Problem: Set down the data from the line containing "bar [308, 200, 511, 222]" through the line containing "bar [308, 485, 331, 507]", copying each line exactly and including both of those lines.
--------
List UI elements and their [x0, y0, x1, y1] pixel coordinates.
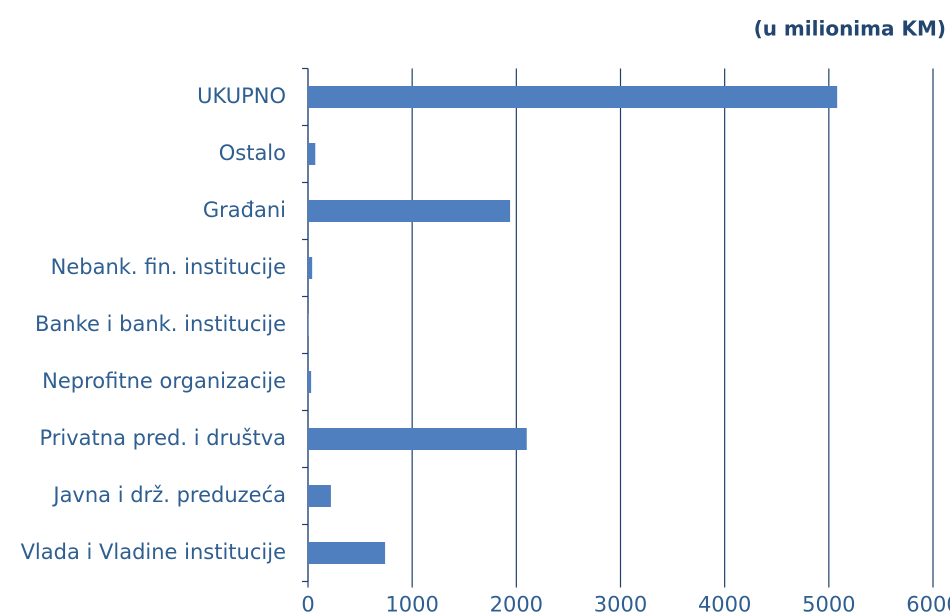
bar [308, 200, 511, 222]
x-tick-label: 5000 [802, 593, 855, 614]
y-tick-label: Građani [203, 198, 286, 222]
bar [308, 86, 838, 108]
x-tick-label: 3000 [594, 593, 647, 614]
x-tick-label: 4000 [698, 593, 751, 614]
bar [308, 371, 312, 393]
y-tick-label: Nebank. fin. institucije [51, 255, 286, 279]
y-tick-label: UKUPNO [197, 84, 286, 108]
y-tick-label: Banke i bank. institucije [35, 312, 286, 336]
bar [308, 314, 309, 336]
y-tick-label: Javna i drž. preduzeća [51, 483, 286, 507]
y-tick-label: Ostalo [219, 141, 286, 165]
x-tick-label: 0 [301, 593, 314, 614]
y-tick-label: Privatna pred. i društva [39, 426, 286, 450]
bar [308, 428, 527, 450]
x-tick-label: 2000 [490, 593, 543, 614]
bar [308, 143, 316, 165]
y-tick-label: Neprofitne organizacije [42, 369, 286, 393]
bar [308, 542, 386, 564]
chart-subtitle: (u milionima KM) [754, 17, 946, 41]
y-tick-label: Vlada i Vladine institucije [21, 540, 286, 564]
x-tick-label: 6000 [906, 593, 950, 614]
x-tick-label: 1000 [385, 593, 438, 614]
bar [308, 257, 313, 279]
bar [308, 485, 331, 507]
--------
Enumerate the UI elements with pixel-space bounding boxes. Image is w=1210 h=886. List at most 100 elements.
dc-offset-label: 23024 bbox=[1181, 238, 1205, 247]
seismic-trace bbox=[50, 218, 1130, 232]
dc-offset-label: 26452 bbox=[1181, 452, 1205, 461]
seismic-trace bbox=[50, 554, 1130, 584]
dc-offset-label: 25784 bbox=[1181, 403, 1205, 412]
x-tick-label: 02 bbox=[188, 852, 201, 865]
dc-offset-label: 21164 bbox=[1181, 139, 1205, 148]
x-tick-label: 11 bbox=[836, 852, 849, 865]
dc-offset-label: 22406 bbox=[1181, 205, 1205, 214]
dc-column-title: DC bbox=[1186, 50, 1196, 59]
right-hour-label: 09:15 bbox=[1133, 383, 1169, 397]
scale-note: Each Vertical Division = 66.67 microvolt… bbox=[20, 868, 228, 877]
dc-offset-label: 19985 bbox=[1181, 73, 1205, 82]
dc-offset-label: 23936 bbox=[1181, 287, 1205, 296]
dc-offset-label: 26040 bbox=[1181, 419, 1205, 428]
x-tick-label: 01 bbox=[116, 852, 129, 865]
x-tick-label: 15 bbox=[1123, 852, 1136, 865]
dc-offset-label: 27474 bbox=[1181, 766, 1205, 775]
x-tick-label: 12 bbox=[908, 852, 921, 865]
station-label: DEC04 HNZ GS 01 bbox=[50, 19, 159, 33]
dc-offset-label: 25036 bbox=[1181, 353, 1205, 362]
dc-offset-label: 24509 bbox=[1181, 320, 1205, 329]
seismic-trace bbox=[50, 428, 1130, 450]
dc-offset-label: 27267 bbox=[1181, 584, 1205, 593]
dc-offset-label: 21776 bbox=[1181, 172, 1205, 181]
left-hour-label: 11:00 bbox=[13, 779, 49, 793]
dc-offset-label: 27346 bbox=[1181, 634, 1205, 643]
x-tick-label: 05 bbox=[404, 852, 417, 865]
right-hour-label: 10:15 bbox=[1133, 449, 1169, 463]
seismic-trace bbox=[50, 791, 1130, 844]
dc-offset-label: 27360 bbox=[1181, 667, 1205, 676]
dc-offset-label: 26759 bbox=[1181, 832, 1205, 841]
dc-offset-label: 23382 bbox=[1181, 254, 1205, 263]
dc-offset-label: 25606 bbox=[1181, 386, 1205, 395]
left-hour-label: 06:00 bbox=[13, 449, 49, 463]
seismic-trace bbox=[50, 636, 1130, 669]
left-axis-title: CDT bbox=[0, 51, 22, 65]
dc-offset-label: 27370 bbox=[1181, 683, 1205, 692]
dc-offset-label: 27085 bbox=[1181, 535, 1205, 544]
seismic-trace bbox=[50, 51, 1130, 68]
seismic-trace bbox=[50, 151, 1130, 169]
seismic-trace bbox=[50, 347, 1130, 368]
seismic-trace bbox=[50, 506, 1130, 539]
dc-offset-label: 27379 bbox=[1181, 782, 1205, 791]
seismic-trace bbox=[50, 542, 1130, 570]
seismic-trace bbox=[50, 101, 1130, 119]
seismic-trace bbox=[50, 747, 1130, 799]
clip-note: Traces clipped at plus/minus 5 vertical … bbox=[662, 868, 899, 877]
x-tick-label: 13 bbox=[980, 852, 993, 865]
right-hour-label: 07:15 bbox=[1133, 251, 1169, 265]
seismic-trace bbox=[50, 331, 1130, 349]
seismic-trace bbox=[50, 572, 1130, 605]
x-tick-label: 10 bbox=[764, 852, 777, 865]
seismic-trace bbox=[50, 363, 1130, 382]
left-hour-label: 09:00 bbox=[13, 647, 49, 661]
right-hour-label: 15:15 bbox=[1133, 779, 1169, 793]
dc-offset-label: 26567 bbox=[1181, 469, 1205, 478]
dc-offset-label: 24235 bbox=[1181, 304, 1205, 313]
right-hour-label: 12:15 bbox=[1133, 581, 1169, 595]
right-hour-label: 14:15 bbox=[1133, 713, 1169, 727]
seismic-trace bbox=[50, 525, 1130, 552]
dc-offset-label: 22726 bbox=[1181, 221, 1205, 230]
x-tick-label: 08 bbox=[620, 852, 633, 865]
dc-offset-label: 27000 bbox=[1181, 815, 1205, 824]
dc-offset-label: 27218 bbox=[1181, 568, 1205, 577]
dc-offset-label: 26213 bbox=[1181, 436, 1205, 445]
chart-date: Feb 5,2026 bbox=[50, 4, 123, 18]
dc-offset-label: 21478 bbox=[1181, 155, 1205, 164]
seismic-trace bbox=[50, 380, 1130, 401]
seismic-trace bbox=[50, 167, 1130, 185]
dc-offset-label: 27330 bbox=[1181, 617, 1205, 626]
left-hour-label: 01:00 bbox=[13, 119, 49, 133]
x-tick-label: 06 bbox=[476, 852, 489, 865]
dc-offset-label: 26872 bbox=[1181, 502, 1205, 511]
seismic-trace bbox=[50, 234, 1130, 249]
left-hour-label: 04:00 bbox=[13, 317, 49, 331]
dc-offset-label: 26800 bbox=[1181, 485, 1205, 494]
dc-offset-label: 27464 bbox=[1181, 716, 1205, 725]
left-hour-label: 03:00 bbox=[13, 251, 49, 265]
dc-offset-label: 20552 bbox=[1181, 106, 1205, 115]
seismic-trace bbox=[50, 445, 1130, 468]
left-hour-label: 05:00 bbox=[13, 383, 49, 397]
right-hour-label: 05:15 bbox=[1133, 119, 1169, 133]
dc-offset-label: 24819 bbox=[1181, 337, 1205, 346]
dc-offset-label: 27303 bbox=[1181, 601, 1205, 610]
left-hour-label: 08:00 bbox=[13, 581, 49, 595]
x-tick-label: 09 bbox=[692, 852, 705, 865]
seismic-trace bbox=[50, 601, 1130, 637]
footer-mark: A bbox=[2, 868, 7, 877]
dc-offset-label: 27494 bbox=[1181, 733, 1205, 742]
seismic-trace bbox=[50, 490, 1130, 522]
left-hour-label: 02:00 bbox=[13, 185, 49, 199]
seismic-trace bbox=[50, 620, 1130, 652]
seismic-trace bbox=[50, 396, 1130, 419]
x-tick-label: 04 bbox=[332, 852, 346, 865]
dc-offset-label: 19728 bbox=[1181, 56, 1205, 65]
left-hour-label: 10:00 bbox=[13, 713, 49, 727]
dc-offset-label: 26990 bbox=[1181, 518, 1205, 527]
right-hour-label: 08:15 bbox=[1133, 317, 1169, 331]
--------
Correct answer:
bar [308, 200, 511, 222]
x-tick-label: 5000 [802, 593, 855, 614]
y-tick-label: Građani [203, 198, 286, 222]
bar [308, 86, 838, 108]
x-tick-label: 3000 [594, 593, 647, 614]
x-tick-label: 4000 [698, 593, 751, 614]
bar [308, 371, 312, 393]
y-tick-label: Nebank. fin. institucije [51, 255, 286, 279]
y-tick-label: UKUPNO [197, 84, 286, 108]
y-tick-label: Banke i bank. institucije [35, 312, 286, 336]
bar [308, 314, 309, 336]
y-tick-label: Javna i drž. preduzeća [51, 483, 286, 507]
y-tick-label: Ostalo [219, 141, 286, 165]
x-tick-label: 0 [301, 593, 314, 614]
y-tick-label: Privatna pred. i društva [39, 426, 286, 450]
bar [308, 428, 527, 450]
x-tick-label: 2000 [490, 593, 543, 614]
bar [308, 143, 316, 165]
y-tick-label: Neprofitne organizacije [42, 369, 286, 393]
bar [308, 542, 386, 564]
chart-subtitle: (u milionima KM) [754, 17, 946, 41]
y-tick-label: Vlada i Vladine institucije [21, 540, 286, 564]
x-tick-label: 6000 [906, 593, 950, 614]
x-tick-label: 1000 [385, 593, 438, 614]
bar [308, 257, 313, 279]
bar [308, 485, 331, 507]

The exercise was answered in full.